[Start of Listed entries]
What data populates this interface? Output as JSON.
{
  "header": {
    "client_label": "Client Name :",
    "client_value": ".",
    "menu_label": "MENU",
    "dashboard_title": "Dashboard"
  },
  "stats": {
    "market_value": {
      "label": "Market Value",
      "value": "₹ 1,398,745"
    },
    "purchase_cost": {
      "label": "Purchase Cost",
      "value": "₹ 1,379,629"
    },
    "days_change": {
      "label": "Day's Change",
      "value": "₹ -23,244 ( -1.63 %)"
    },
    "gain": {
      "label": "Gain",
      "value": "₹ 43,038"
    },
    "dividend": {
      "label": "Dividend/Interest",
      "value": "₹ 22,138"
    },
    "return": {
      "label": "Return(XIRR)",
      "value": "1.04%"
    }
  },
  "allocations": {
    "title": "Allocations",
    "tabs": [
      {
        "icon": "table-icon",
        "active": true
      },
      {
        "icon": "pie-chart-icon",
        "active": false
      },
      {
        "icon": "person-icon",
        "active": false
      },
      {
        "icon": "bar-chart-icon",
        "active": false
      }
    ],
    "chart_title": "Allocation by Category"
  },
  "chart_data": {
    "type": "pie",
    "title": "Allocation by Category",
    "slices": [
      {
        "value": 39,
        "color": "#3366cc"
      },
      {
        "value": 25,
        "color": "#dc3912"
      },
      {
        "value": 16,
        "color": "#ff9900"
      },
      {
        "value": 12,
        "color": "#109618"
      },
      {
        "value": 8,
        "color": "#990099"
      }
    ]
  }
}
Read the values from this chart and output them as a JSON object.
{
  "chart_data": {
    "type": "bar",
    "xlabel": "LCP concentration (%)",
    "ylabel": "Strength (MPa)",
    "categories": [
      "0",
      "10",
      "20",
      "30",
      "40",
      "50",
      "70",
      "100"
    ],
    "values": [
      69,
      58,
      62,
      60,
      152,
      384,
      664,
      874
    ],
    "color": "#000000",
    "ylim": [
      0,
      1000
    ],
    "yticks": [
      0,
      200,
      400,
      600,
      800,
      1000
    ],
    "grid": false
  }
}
[End of Listed entries]
Instructions for the task. Return the entries above exactly as they appear.

Result of the task.
What data populates this interface? Output as JSON.
{
  "header": {
    "client_label": "Client Name :",
    "client_value": ".",
    "menu_label": "MENU",
    "dashboard_title": "Dashboard"
  },
  "stats": {
    "market_value": {
      "label": "Market Value",
      "value": "₹ 1,398,745"
    },
    "purchase_cost": {
      "label": "Purchase Cost",
      "value": "₹ 1,379,629"
    },
    "days_change": {
      "label": "Day's Change",
      "value": "₹ -23,244 ( -1.63 %)"
    },
    "gain": {
      "label": "Gain",
      "value": "₹ 43,038"
    },
    "dividend": {
      "label": "Dividend/Interest",
      "value": "₹ 22,138"
    },
    "return": {
      "label": "Return(XIRR)",
      "value": "1.04%"
    }
  },
  "allocations": {
    "title": "Allocations",
    "tabs": [
      {
        "icon": "table-icon",
        "active": true
      },
      {
        "icon": "pie-chart-icon",
        "active": false
      },
      {
        "icon": "person-icon",
        "active": false
      },
      {
        "icon": "bar-chart-icon",
        "active": false
      }
    ],
    "chart_title": "Allocation by Category"
  },
  "chart_data": {
    "type": "pie",
    "title": "Allocation by Category",
    "slices": [
      {
        "value": 39,
        "color": "#3366cc"
      },
      {
        "value": 25,
        "color": "#dc3912"
      },
      {
        "value": 16,
        "color": "#ff9900"
      },
      {
        "value": 12,
        "color": "#109618"
      },
      {
        "value": 8,
        "color": "#990099"
      }
    ]
  }
}
Read the values from this chart and output them as a JSON object.
{
  "chart_data": {
    "type": "bar",
    "xlabel": "LCP concentration (%)",
    "ylabel": "Strength (MPa)",
    "categories": [
      "0",
      "10",
      "20",
      "30",
      "40",
      "50",
      "70",
      "100"
    ],
    "values": [
      69,
      58,
      62,
      60,
      152,
      384,
      664,
      874
    ],
    "color": "#000000",
    "ylim": [
      0,
      1000
    ],
    "yticks": [
      0,
      200,
      400,
      600,
      800,
      1000
    ],
    "grid": false
  }
}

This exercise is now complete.